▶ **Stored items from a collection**

--

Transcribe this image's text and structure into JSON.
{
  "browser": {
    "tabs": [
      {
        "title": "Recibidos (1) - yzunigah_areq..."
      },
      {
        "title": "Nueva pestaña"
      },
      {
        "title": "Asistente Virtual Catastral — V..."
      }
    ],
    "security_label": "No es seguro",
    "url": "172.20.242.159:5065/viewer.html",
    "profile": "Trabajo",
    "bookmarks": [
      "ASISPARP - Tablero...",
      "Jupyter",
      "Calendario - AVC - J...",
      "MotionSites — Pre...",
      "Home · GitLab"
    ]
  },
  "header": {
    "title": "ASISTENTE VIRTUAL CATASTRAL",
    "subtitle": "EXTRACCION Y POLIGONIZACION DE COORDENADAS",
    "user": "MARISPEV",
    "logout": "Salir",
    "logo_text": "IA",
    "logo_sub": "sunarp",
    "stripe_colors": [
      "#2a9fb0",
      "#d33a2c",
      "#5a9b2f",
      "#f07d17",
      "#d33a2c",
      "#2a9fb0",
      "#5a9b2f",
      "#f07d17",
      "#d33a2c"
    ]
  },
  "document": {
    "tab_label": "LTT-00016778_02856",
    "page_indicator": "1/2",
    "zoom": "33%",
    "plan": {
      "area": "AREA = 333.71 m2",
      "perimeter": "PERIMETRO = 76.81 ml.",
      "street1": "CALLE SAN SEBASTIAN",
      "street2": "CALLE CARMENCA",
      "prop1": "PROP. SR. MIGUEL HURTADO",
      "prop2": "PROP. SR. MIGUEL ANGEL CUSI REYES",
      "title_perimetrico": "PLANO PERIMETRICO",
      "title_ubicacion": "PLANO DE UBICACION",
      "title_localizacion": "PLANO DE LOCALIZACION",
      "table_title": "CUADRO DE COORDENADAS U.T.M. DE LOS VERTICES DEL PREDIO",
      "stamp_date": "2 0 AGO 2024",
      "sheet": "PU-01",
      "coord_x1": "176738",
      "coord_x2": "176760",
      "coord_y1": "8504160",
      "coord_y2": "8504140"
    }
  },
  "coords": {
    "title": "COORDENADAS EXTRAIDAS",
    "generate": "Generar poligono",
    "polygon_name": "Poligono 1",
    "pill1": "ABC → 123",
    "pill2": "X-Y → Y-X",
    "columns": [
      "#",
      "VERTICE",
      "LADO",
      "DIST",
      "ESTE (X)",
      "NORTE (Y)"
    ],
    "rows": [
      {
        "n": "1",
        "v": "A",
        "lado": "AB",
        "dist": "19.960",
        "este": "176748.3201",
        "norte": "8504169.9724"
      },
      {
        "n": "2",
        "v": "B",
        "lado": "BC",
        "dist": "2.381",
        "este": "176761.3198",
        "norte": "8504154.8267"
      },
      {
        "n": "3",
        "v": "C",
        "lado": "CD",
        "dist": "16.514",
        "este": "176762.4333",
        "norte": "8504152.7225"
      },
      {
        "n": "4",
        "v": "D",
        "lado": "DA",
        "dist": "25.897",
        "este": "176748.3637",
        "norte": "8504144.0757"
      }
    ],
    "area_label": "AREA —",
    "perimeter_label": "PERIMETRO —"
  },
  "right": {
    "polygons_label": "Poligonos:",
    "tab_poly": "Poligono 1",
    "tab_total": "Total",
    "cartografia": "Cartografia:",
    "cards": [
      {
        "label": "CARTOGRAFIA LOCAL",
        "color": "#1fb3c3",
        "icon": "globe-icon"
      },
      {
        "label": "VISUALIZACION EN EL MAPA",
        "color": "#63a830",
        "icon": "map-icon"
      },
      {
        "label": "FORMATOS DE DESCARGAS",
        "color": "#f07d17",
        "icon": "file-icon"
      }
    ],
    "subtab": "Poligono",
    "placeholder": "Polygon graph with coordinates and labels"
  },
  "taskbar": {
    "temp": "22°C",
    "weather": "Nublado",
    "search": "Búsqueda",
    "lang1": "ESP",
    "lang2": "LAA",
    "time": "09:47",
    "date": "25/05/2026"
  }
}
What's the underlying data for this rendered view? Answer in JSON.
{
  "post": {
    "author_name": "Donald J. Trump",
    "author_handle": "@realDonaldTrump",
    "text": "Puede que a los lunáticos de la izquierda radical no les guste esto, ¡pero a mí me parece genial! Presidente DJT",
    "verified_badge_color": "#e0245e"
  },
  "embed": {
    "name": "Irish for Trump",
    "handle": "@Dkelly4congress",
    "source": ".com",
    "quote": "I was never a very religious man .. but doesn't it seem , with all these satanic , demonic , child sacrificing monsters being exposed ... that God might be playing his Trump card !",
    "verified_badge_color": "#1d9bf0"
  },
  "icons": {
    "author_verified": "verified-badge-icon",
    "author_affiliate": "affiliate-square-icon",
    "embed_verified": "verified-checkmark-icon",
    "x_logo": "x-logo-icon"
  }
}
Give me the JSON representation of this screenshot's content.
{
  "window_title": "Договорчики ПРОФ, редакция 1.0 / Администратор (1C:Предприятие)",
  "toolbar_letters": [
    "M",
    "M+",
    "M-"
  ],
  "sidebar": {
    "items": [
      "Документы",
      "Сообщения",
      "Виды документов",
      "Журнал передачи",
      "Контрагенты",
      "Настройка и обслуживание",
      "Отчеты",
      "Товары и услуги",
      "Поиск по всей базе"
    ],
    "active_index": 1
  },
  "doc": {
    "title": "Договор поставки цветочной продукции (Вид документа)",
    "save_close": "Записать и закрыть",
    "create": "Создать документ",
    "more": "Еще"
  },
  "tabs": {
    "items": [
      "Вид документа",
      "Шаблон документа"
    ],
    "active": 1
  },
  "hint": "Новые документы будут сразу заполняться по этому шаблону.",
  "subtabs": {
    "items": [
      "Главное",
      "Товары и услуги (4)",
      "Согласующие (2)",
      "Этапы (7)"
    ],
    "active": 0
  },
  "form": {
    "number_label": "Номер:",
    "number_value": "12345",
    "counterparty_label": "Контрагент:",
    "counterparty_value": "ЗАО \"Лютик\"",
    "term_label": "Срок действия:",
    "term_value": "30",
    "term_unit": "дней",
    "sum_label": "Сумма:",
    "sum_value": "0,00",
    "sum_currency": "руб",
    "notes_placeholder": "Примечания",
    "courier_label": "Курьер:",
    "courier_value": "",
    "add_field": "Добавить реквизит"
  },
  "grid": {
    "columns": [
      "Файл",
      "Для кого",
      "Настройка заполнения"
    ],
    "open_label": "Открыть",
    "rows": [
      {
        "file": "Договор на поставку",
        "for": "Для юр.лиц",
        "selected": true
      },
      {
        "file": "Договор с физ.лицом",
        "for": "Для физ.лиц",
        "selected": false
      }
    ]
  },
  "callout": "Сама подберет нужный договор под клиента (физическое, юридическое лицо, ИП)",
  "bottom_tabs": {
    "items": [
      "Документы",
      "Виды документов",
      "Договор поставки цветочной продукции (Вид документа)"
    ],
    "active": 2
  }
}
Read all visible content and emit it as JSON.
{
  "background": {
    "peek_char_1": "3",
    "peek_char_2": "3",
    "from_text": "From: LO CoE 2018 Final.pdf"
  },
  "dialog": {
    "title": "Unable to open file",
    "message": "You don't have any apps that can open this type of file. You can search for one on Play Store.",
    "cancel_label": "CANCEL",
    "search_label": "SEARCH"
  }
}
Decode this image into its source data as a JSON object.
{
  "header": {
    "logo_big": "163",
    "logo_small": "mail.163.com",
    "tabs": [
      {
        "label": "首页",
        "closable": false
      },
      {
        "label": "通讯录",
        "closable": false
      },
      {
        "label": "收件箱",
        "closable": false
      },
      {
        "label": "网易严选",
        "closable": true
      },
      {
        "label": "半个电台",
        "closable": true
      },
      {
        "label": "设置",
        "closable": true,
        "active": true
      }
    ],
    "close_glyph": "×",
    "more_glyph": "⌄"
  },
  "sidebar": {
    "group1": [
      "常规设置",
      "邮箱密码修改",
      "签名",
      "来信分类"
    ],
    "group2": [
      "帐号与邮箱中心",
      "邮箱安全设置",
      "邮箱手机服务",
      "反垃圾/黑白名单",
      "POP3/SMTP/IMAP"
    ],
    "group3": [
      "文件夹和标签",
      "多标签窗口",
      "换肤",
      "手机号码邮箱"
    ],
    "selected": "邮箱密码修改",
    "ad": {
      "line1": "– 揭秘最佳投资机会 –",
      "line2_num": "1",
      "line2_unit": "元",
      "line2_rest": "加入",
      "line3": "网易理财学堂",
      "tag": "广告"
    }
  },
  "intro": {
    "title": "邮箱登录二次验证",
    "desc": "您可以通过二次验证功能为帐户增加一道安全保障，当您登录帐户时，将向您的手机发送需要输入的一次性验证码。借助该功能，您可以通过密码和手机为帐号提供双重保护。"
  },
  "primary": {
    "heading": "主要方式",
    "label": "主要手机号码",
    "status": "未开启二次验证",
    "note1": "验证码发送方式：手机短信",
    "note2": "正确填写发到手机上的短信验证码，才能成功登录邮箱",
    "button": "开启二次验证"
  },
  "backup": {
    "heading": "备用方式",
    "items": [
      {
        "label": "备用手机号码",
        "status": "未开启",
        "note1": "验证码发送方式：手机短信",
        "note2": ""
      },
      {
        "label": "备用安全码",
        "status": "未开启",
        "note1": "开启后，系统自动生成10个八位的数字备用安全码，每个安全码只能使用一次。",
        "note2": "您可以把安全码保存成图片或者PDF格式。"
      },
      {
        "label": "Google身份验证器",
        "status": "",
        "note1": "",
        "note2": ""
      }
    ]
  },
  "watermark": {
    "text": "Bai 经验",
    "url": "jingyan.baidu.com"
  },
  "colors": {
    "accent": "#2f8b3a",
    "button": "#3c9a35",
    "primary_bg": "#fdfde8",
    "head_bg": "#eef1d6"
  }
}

--

▶ **Stated goal**
Only the count is wanted: report how many lines of the material above hold the word "status".

▶ **Output of the exercise**
4